> **What you need to do**:
Gather every line of the entries that includes the word "should".

> **Material provided**:
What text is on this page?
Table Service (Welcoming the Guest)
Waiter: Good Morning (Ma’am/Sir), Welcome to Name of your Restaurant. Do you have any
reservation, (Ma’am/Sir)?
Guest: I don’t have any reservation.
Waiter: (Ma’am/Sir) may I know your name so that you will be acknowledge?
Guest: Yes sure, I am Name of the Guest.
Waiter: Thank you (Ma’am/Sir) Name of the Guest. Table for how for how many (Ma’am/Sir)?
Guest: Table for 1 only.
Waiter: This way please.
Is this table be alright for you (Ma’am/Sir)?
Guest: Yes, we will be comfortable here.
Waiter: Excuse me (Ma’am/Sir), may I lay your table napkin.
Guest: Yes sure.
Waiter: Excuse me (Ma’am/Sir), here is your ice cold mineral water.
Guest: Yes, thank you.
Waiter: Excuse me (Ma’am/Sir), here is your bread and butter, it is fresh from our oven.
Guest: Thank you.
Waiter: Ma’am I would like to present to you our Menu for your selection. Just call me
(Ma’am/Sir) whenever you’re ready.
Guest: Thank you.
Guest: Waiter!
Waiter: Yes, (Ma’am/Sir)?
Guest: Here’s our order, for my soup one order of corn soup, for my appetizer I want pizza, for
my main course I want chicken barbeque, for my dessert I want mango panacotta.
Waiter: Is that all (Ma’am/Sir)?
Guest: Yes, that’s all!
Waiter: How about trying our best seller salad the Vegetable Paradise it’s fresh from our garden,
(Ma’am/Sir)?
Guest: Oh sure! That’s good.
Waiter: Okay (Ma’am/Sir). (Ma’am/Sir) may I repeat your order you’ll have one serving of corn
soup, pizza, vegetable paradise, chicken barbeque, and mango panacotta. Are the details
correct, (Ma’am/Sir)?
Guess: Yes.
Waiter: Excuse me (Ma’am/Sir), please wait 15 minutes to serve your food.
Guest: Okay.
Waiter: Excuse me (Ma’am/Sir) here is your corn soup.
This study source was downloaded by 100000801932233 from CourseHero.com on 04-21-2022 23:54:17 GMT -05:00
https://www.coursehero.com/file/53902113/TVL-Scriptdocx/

* * *

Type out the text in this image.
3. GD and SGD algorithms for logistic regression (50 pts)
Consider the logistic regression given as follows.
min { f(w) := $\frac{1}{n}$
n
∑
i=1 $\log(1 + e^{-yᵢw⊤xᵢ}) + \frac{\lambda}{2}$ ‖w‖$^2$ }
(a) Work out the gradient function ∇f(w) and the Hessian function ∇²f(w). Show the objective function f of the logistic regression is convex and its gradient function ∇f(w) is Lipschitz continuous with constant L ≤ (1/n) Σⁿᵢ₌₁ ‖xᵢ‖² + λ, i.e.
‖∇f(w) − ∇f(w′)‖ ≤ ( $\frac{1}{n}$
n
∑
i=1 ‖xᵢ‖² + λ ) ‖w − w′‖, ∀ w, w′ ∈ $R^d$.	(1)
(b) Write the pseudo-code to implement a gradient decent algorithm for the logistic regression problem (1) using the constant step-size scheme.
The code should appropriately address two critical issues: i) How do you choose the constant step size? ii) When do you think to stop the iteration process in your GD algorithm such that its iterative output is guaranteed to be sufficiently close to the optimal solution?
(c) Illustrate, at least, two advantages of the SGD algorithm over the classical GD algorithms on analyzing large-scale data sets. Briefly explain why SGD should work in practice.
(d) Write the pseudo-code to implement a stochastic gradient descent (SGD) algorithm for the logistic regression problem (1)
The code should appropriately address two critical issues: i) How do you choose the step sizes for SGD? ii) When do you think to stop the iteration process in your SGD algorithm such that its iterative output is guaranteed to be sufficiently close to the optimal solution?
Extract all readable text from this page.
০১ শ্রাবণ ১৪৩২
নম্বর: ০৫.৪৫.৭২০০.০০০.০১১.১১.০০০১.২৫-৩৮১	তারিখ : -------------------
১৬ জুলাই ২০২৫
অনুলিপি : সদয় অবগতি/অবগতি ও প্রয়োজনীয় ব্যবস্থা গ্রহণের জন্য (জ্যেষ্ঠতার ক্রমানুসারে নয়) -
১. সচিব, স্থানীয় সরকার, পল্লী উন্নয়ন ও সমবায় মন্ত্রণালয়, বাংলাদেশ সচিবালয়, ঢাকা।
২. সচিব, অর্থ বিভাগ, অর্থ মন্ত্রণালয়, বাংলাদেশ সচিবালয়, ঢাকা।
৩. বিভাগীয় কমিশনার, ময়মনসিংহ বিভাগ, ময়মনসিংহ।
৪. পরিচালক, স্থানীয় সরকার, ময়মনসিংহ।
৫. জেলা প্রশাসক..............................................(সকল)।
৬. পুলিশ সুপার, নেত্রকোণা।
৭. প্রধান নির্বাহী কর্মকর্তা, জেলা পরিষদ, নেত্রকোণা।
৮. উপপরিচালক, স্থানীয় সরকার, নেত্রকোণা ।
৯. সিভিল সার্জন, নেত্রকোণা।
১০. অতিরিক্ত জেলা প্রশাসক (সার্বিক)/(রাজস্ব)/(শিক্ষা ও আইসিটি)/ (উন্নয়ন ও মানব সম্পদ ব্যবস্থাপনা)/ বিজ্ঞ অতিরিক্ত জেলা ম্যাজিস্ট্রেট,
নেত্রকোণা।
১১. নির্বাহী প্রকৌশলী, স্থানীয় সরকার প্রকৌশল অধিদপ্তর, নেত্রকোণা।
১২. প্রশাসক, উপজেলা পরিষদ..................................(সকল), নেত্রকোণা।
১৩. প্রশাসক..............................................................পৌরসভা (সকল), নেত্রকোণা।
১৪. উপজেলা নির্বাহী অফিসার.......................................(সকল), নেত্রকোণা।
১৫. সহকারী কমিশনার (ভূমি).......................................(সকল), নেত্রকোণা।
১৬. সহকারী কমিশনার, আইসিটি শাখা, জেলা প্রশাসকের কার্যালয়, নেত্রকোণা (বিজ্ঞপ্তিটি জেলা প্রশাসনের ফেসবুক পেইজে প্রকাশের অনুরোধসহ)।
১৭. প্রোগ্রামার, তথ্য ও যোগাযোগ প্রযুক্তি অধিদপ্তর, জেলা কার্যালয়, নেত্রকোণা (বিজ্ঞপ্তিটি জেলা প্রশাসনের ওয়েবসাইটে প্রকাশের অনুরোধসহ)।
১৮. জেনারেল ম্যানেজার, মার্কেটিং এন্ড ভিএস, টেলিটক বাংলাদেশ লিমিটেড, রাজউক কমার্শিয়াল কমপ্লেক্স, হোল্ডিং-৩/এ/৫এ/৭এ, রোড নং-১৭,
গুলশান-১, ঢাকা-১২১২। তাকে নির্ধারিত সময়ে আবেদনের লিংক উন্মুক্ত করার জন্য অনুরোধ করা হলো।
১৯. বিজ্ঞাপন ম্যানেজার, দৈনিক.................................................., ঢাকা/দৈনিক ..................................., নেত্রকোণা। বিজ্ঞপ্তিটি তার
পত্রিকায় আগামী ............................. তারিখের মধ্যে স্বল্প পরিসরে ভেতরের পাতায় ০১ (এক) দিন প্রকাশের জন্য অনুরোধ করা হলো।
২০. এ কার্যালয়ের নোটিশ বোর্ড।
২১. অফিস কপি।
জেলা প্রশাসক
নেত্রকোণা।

==

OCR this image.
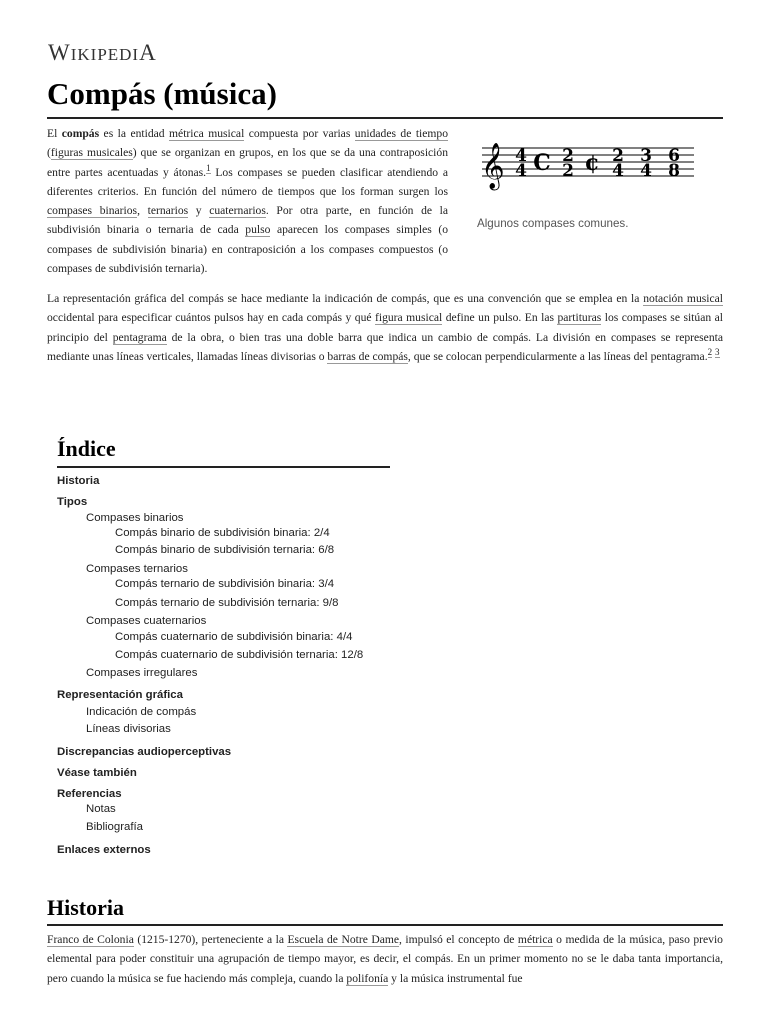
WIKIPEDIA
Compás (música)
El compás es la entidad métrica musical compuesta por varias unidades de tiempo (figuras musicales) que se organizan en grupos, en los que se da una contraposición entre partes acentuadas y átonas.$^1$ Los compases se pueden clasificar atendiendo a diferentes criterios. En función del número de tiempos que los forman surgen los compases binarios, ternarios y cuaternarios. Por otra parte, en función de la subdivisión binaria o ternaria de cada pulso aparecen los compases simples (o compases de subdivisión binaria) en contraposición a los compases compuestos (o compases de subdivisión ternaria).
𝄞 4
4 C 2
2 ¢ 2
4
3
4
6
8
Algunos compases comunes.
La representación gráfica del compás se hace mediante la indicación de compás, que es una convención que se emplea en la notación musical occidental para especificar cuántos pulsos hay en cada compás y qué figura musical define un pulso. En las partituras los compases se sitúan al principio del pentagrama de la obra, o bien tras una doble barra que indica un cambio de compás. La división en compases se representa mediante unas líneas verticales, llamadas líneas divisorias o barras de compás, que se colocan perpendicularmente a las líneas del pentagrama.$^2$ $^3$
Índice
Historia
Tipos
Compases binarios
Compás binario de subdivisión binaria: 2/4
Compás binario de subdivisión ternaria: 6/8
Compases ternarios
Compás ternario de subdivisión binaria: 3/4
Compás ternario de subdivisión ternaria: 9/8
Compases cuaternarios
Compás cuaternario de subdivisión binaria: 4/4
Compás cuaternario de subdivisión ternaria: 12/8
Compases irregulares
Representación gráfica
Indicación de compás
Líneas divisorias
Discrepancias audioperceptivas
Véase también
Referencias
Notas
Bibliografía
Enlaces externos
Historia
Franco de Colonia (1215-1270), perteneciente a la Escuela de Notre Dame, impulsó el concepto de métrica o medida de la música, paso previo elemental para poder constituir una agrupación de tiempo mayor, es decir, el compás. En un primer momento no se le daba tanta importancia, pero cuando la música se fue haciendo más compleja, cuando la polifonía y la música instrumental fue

> **Solution below**:
The code should appropriately address two critical issues: i) How do you choose the constant step size? ii) When do you think to stop the iteration process in your GD algorithm such that its iterative output is guaranteed to be sufficiently close to the optimal solution?
(c) Illustrate, at least, two advantages of the SGD algorithm over the classical GD algorithms on analyzing large-scale data sets. Briefly explain why SGD should work in practice.
The code should appropriately address two critical issues: i) How do you choose the step sizes for SGD? ii) When do you think to stop the iteration process in your SGD algorithm such that its iterative output is guaranteed to be sufficiently close to the optimal solution?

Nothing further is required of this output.